EXERCISE PROMPT: Transcribe the full listing below exactly.

Dataset items
..............................

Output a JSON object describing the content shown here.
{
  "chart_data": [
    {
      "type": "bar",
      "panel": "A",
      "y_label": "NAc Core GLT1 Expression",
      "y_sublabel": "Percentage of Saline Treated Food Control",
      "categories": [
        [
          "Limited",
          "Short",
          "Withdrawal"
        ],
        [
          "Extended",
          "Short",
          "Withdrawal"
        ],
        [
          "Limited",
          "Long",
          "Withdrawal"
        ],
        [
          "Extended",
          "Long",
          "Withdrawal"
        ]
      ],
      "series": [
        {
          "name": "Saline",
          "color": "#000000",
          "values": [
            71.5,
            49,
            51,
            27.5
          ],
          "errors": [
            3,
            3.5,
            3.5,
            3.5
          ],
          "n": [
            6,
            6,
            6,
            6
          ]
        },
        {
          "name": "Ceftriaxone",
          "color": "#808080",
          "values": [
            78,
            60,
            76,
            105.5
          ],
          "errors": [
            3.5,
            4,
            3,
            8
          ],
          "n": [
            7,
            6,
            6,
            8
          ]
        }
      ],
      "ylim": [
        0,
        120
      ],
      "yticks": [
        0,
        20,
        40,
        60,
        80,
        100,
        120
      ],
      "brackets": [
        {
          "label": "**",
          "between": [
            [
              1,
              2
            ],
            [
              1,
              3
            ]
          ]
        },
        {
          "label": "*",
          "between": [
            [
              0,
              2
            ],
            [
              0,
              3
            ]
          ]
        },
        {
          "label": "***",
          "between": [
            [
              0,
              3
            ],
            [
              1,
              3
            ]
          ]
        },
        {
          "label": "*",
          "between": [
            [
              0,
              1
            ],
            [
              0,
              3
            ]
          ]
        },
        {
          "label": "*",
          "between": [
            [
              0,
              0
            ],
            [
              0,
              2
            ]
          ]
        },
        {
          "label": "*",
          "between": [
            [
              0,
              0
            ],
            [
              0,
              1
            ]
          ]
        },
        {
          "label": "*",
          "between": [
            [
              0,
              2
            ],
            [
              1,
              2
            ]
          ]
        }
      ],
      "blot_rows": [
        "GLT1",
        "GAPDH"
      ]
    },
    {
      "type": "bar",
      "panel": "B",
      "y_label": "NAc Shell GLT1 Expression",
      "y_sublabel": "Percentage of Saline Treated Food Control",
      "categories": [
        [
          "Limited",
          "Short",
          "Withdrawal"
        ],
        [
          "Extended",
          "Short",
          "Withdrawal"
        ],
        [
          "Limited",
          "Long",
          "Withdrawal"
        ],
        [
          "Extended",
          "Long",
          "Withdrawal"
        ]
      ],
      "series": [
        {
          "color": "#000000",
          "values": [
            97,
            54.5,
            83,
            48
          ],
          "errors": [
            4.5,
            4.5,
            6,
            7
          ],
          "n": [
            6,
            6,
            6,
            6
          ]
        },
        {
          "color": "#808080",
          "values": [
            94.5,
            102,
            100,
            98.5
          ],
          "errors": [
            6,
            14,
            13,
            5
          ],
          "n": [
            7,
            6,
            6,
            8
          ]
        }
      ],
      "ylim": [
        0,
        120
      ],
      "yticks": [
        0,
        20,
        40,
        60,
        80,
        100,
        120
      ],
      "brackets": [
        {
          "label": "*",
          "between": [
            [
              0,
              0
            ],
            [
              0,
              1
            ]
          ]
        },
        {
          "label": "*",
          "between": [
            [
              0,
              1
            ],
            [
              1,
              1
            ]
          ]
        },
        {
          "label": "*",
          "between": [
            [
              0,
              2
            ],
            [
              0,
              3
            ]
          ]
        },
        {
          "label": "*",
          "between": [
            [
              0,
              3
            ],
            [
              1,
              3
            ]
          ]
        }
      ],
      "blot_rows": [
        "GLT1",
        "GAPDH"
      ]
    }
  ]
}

..............................

TASK RESULT:
Output a JSON object describing the content shown here.
{
  "chart_data": [
    {
      "type": "bar",
      "panel": "A",
      "y_label": "NAc Core GLT1 Expression",
      "y_sublabel": "Percentage of Saline Treated Food Control",
      "categories": [
        [
          "Limited",
          "Short",
          "Withdrawal"
        ],
        [
          "Extended",
          "Short",
          "Withdrawal"
        ],
        [
          "Limited",
          "Long",
          "Withdrawal"
        ],
        [
          "Extended",
          "Long",
          "Withdrawal"
        ]
      ],
      "series": [
        {
          "name": "Saline",
          "color": "#000000",
          "values": [
            71.5,
            49,
            51,
            27.5
          ],
          "errors": [
            3,
            3.5,
            3.5,
            3.5
          ],
          "n": [
            6,
            6,
            6,
            6
          ]
        },
        {
          "name": "Ceftriaxone",
          "color": "#808080",
          "values": [
            78,
            60,
            76,
            105.5
          ],
          "errors": [
            3.5,
            4,
            3,
            8
          ],
          "n": [
            7,
            6,
            6,
            8
          ]
        }
      ],
      "ylim": [
        0,
        120
      ],
      "yticks": [
        0,
        20,
        40,
        60,
        80,
        100,
        120
      ],
      "brackets": [
        {
          "label": "**",
          "between": [
            [
              1,
              2
            ],
            [
              1,
              3
            ]
          ]
        },
        {
          "label": "*",
          "between": [
            [
              0,
              2
            ],
            [
              0,
              3
            ]
          ]
        },
        {
          "label": "***",
          "between": [
            [
              0,
              3
            ],
            [
              1,
              3
            ]
          ]
        },
        {
          "label": "*",
          "between": [
            [
              0,
              1
            ],
            [
              0,
              3
            ]
          ]
        },
        {
          "label": "*",
          "between": [
            [
              0,
              0
            ],
            [
              0,
              2
            ]
          ]
        },
        {
          "label": "*",
          "between": [
            [
              0,
              0
            ],
            [
              0,
              1
            ]
          ]
        },
        {
          "label": "*",
          "between": [
            [
              0,
              2
            ],
            [
              1,
              2
            ]
          ]
        }
      ],
      "blot_rows": [
        "GLT1",
        "GAPDH"
      ]
    },
    {
      "type": "bar",
      "panel": "B",
      "y_label": "NAc Shell GLT1 Expression",
      "y_sublabel": "Percentage of Saline Treated Food Control",
      "categories": [
        [
          "Limited",
          "Short",
          "Withdrawal"
        ],
        [
          "Extended",
          "Short",
          "Withdrawal"
        ],
        [
          "Limited",
          "Long",
          "Withdrawal"
        ],
        [
          "Extended",
          "Long",
          "Withdrawal"
        ]
      ],
      "series": [
        {
          "color": "#000000",
          "values": [
            97,
            54.5,
            83,
            48
          ],
          "errors": [
            4.5,
            4.5,
            6,
            7
          ],
          "n": [
            6,
            6,
            6,
            6
          ]
        },
        {
          "color": "#808080",
          "values": [
            94.5,
            102,
            100,
            98.5
          ],
          "errors": [
            6,
            14,
            13,
            5
          ],
          "n": [
            7,
            6,
            6,
            8
          ]
        }
      ],
      "ylim": [
        0,
        120
      ],
      "yticks": [
        0,
        20,
        40,
        60,
        80,
        100,
        120
      ],
      "brackets": [
        {
          "label": "*",
          "between": [
            [
              0,
              0
            ],
            [
              0,
              1
            ]
          ]
        },
        {
          "label": "*",
          "between": [
            [
              0,
              1
            ],
            [
              1,
              1
            ]
          ]
        },
        {
          "label": "*",
          "between": [
            [
              0,
              2
            ],
            [
              0,
              3
            ]
          ]
        },
        {
          "label": "*",
          "between": [
            [
              0,
              3
            ],
            [
              1,
              3
            ]
          ]
        }
      ],
      "blot_rows": [
        "GLT1",
        "GAPDH"
      ]
    }
  ]
}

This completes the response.